--- Stated goal ---
No images are to be carried over; print all other material exactly as it stands.

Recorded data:
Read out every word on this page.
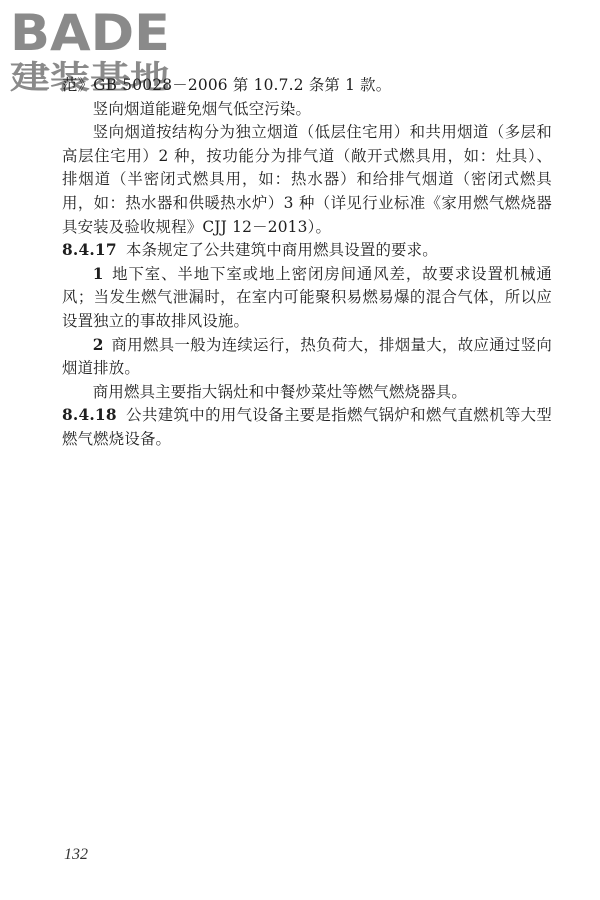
BADE
建装基地

范》GB 50028－2006 第 10.7.2 条第 1 款。

竖向烟道能避免烟气低空污染。

竖向烟道按结构分为独立烟道（低层住宅用）和共用烟道（多层和高层住宅用）2 种，按功能分为排气道（敞开式燃具用，如：灶具）、排烟道（半密闭式燃具用，如：热水器）和给排气烟道（密闭式燃具用，如：热水器和供暖热水炉）3 种（详见行业标准《家用燃气燃烧器具安装及验收规程》CJJ 12－2013）。

8.4.17 本条规定了公共建筑中商用燃具设置的要求。

1 地下室、半地下室或地上密闭房间通风差，故要求设置机械通风；当发生燃气泄漏时，在室内可能聚积易燃易爆的混合气体，所以应设置独立的事故排风设施。

2 商用燃具一般为连续运行，热负荷大，排烟量大，故应通过竖向烟道排放。

商用燃具主要指大锅灶和中餐炒菜灶等燃气燃烧器具。

8.4.18 公共建筑中的用气设备主要是指燃气锅炉和燃气直燃机等大型燃气燃烧设备。

132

--- Task response ---
Read out every word on this page.
BADE
建装基地

范》GB 50028－2006 第 10.7.2 条第 1 款。

竖向烟道能避免烟气低空污染。

竖向烟道按结构分为独立烟道（低层住宅用）和共用烟道（多层和高层住宅用）2 种，按功能分为排气道（敞开式燃具用，如：灶具）、排烟道（半密闭式燃具用，如：热水器）和给排气烟道（密闭式燃具用，如：热水器和供暖热水炉）3 种（详见行业标准《家用燃气燃烧器具安装及验收规程》CJJ 12－2013）。

8.4.17 本条规定了公共建筑中商用燃具设置的要求。

1 地下室、半地下室或地上密闭房间通风差，故要求设置机械通风；当发生燃气泄漏时，在室内可能聚积易燃易爆的混合气体，所以应设置独立的事故排风设施。

2 商用燃具一般为连续运行，热负荷大，排烟量大，故应通过竖向烟道排放。

商用燃具主要指大锅灶和中餐炒菜灶等燃气燃烧器具。

8.4.18 公共建筑中的用气设备主要是指燃气锅炉和燃气直燃机等大型燃气燃烧设备。

132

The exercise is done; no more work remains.